WHAT YOU HAVE TO DO |
Reproduce the listing below exactly, minus its pictures.

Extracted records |
>>>

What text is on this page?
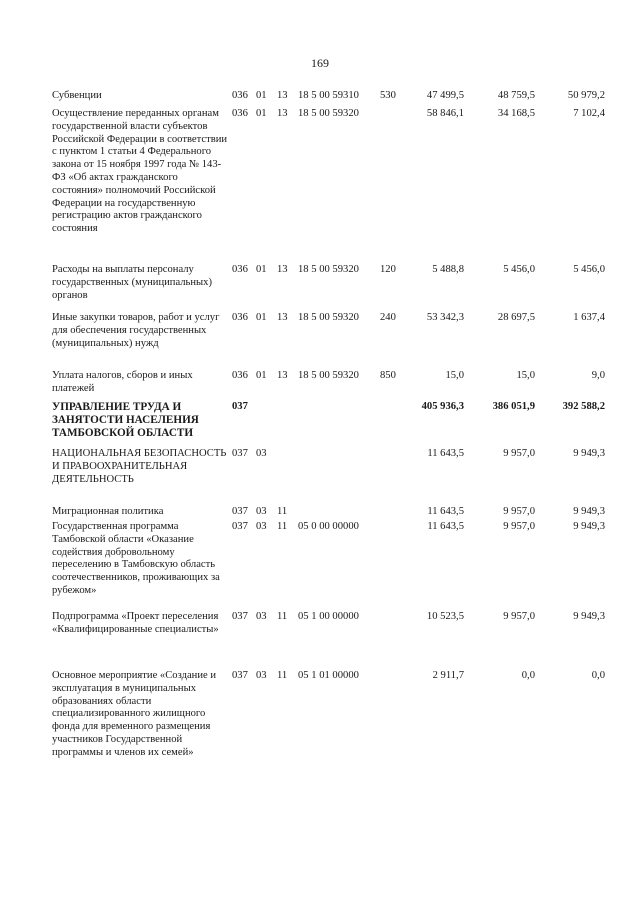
169
Субвенции	036 01 13 18 5 00 59310 530	47 499,5	48 759,5	50 979,2
Осуществление переданных органам государственной власти субъектов Российской Федерации в соответствии с пунктом 1 статьи 4 Федерального закона от 15 ноября 1997 года № 143-ФЗ «Об актах гражданского состояния» полномочий Российской Федерации на государственную регистрацию актов гражданского состояния
036 01 13 18 5 00 59320	58 846,1	34 168,5	7 102,4
Расходы на выплаты персоналу государственных (муниципальных) органов
036 01 13 18 5 00 59320 120	5 488,8	5 456,0	5 456,0
Иные закупки товаров, работ и услуг для обеспечения государственных (муниципальных) нужд
036 01 13 18 5 00 59320 240	53 342,3	28 697,5	1 637,4
Уплата налогов, сборов и иных платежей
036 01 13 18 5 00 59320 850	15,0	15,0	9,0
УПРАВЛЕНИЕ ТРУДА И ЗАНЯТОСТИ НАСЕЛЕНИЯ ТАМБОВСКОЙ ОБЛАСТИ
037	405 936,3	386 051,9	392 588,2
НАЦИОНАЛЬНАЯ БЕЗОПАСНОСТЬ И ПРАВООХРАНИТЕЛЬНАЯ ДЕЯТЕЛЬНОСТЬ
037 03	11 643,5	9 957,0	9 949,3
Миграционная политика	037 03 11	11 643,5	9 957,0	9 949,3
Государственная программа Тамбовской области «Оказание содействия добровольному переселению в Тамбовскую область соотечественников, проживающих за рубежом»
037 03 11 05 0 00 00000	11 643,5	9 957,0	9 949,3
Подпрограмма «Проект переселения «Квалифицированные специалисты»
037 03 11 05 1 00 00000	10 523,5	9 957,0	9 949,3
Основное мероприятие «Создание и эксплуатация в муниципальных образованиях области специализированного жилищного фонда для временного размещения участников Государственной программы и членов их семей»
037 03 11 05 1 01 00000	2 911,7	0,0	0,0
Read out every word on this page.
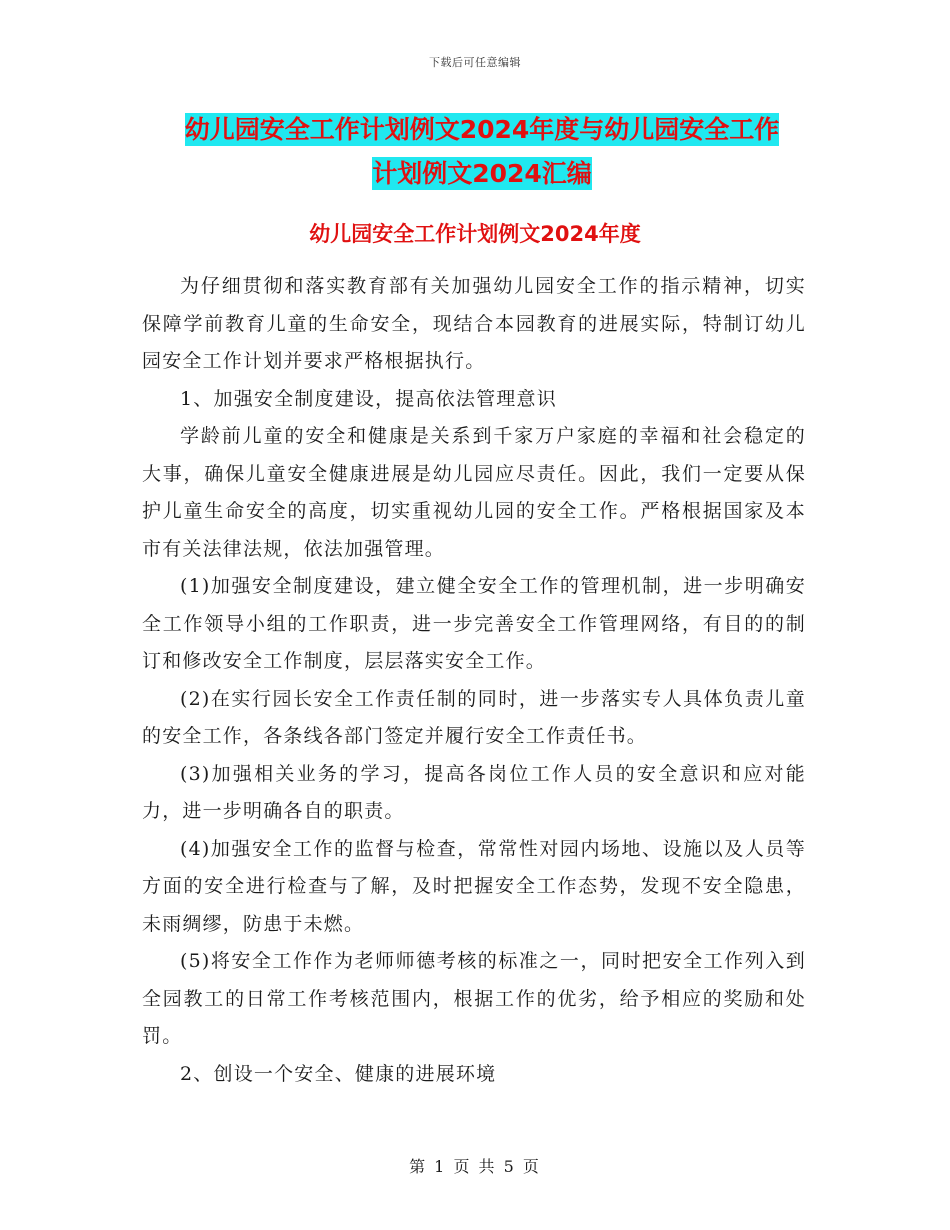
下载后可任意编辑
幼儿园安全工作计划例文2024年度与幼儿园安全工作
计划例文2024汇编
幼儿园安全工作计划例文2024年度

为仔细贯彻和落实教育部有关加强幼儿园安全工作的指示精神，切实保障学前教育儿童的生命安全，现结合本园教育的进展实际，特制订幼儿园安全工作计划并要求严格根据执行。

1、加强安全制度建设，提高依法管理意识

学龄前儿童的安全和健康是关系到千家万户家庭的幸福和社会稳定的大事，确保儿童安全健康进展是幼儿园应尽责任。因此，我们一定要从保护儿童生命安全的高度，切实重视幼儿园的安全工作。严格根据国家及本市有关法律法规，依法加强管理。

(1)加强安全制度建设，建立健全安全工作的管理机制，进一步明确安全工作领导小组的工作职责，进一步完善安全工作管理网络，有目的的制订和修改安全工作制度，层层落实安全工作。

(2)在实行园长安全工作责任制的同时，进一步落实专人具体负责儿童的安全工作，各条线各部门签定并履行安全工作责任书。

(3)加强相关业务的学习，提高各岗位工作人员的安全意识和应对能力，进一步明确各自的职责。

(4)加强安全工作的监督与检查，常常性对园内场地、设施以及人员等方面的安全进行检查与了解，及时把握安全工作态势，发现不安全隐患，未雨绸缪，防患于未燃。

(5)将安全工作作为老师师德考核的标准之一，同时把安全工作列入到全园教工的日常工作考核范围内，根据工作的优劣，给予相应的奖励和处罚。

2、创设一个安全、健康的进展环境

第 1 页 共 5 页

<<<

SOLUTION FOR THIS TASK |
What text is on this page?
169
Субвенции	036 01 13 18 5 00 59310 530	47 499,5	48 759,5	50 979,2
Осуществление переданных органам государственной власти субъектов Российской Федерации в соответствии с пунктом 1 статьи 4 Федерального закона от 15 ноября 1997 года № 143-ФЗ «Об актах гражданского состояния» полномочий Российской Федерации на государственную регистрацию актов гражданского состояния
036 01 13 18 5 00 59320	58 846,1	34 168,5	7 102,4
Расходы на выплаты персоналу государственных (муниципальных) органов
036 01 13 18 5 00 59320 120	5 488,8	5 456,0	5 456,0
Иные закупки товаров, работ и услуг для обеспечения государственных (муниципальных) нужд
036 01 13 18 5 00 59320 240	53 342,3	28 697,5	1 637,4
Уплата налогов, сборов и иных платежей
036 01 13 18 5 00 59320 850	15,0	15,0	9,0
УПРАВЛЕНИЕ ТРУДА И ЗАНЯТОСТИ НАСЕЛЕНИЯ ТАМБОВСКОЙ ОБЛАСТИ
037	405 936,3	386 051,9	392 588,2
НАЦИОНАЛЬНАЯ БЕЗОПАСНОСТЬ И ПРАВООХРАНИТЕЛЬНАЯ ДЕЯТЕЛЬНОСТЬ
037 03	11 643,5	9 957,0	9 949,3
Миграционная политика	037 03 11	11 643,5	9 957,0	9 949,3
Государственная программа Тамбовской области «Оказание содействия добровольному переселению в Тамбовскую область соотечественников, проживающих за рубежом»
037 03 11 05 0 00 00000	11 643,5	9 957,0	9 949,3
Подпрограмма «Проект переселения «Квалифицированные специалисты»
037 03 11 05 1 00 00000	10 523,5	9 957,0	9 949,3
Основное мероприятие «Создание и эксплуатация в муниципальных образованиях области специализированного жилищного фонда для временного размещения участников Государственной программы и членов их семей»
037 03 11 05 1 01 00000	2 911,7	0,0	0,0
Read out every word on this page.
下载后可任意编辑
幼儿园安全工作计划例文2024年度与幼儿园安全工作
计划例文2024汇编
幼儿园安全工作计划例文2024年度

为仔细贯彻和落实教育部有关加强幼儿园安全工作的指示精神，切实保障学前教育儿童的生命安全，现结合本园教育的进展实际，特制订幼儿园安全工作计划并要求严格根据执行。

1、加强安全制度建设，提高依法管理意识

学龄前儿童的安全和健康是关系到千家万户家庭的幸福和社会稳定的大事，确保儿童安全健康进展是幼儿园应尽责任。因此，我们一定要从保护儿童生命安全的高度，切实重视幼儿园的安全工作。严格根据国家及本市有关法律法规，依法加强管理。

(1)加强安全制度建设，建立健全安全工作的管理机制，进一步明确安全工作领导小组的工作职责，进一步完善安全工作管理网络，有目的的制订和修改安全工作制度，层层落实安全工作。

(2)在实行园长安全工作责任制的同时，进一步落实专人具体负责儿童的安全工作，各条线各部门签定并履行安全工作责任书。

(3)加强相关业务的学习，提高各岗位工作人员的安全意识和应对能力，进一步明确各自的职责。

(4)加强安全工作的监督与检查，常常性对园内场地、设施以及人员等方面的安全进行检查与了解，及时把握安全工作态势，发现不安全隐患，未雨绸缪，防患于未燃。

(5)将安全工作作为老师师德考核的标准之一，同时把安全工作列入到全园教工的日常工作考核范围内，根据工作的优劣，给予相应的奖励和处罚。

2、创设一个安全、健康的进展环境

第 1 页 共 5 页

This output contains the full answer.